YOUR OBJECTIVE: Without altering anything, output the material below.

(Collected data)
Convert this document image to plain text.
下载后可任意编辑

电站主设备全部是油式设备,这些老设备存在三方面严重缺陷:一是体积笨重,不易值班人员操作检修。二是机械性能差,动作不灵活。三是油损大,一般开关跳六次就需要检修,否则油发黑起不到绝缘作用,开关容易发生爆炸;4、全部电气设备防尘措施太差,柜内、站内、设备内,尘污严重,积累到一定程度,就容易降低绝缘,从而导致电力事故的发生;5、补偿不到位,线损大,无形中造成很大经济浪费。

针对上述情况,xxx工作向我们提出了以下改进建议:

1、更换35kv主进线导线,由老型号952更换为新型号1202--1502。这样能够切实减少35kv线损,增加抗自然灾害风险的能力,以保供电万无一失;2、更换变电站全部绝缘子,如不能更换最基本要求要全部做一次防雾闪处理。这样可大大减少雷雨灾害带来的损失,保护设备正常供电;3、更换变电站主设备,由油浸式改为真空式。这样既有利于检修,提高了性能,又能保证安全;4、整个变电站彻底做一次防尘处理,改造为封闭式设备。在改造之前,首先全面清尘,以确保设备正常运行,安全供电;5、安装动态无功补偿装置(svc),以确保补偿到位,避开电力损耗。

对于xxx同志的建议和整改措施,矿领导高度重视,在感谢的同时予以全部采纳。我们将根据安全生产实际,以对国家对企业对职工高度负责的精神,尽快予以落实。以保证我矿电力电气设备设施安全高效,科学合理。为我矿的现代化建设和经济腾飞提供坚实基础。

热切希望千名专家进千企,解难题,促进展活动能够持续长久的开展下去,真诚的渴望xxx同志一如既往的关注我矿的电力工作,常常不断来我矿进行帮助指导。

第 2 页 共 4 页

ANSWER TO THIS PROBLEM:
Convert this document image to plain text.
下载后可任意编辑

电站主设备全部是油式设备,这些老设备存在三方面严重缺陷:一是体积笨重,不易值班人员操作检修。二是机械性能差,动作不灵活。三是油损大,一般开关跳六次就需要检修,否则油发黑起不到绝缘作用,开关容易发生爆炸;4、全部电气设备防尘措施太差,柜内、站内、设备内,尘污严重,积累到一定程度,就容易降低绝缘,从而导致电力事故的发生;5、补偿不到位,线损大,无形中造成很大经济浪费。

针对上述情况,xxx工作向我们提出了以下改进建议:

1、更换35kv主进线导线,由老型号952更换为新型号1202--1502。这样能够切实减少35kv线损,增加抗自然灾害风险的能力,以保供电万无一失;2、更换变电站全部绝缘子,如不能更换最基本要求要全部做一次防雾闪处理。这样可大大减少雷雨灾害带来的损失,保护设备正常供电;3、更换变电站主设备,由油浸式改为真空式。这样既有利于检修,提高了性能,又能保证安全;4、整个变电站彻底做一次防尘处理,改造为封闭式设备。在改造之前,首先全面清尘,以确保设备正常运行,安全供电;5、安装动态无功补偿装置(svc),以确保补偿到位,避开电力损耗。

对于xxx同志的建议和整改措施,矿领导高度重视,在感谢的同时予以全部采纳。我们将根据安全生产实际,以对国家对企业对职工高度负责的精神,尽快予以落实。以保证我矿电力电气设备设施安全高效,科学合理。为我矿的现代化建设和经济腾飞提供坚实基础。

热切希望千名专家进千企,解难题,促进展活动能够持续长久的开展下去,真诚的渴望xxx同志一如既往的关注我矿的电力工作,常常不断来我矿进行帮助指导。

第 2 页 共 4 页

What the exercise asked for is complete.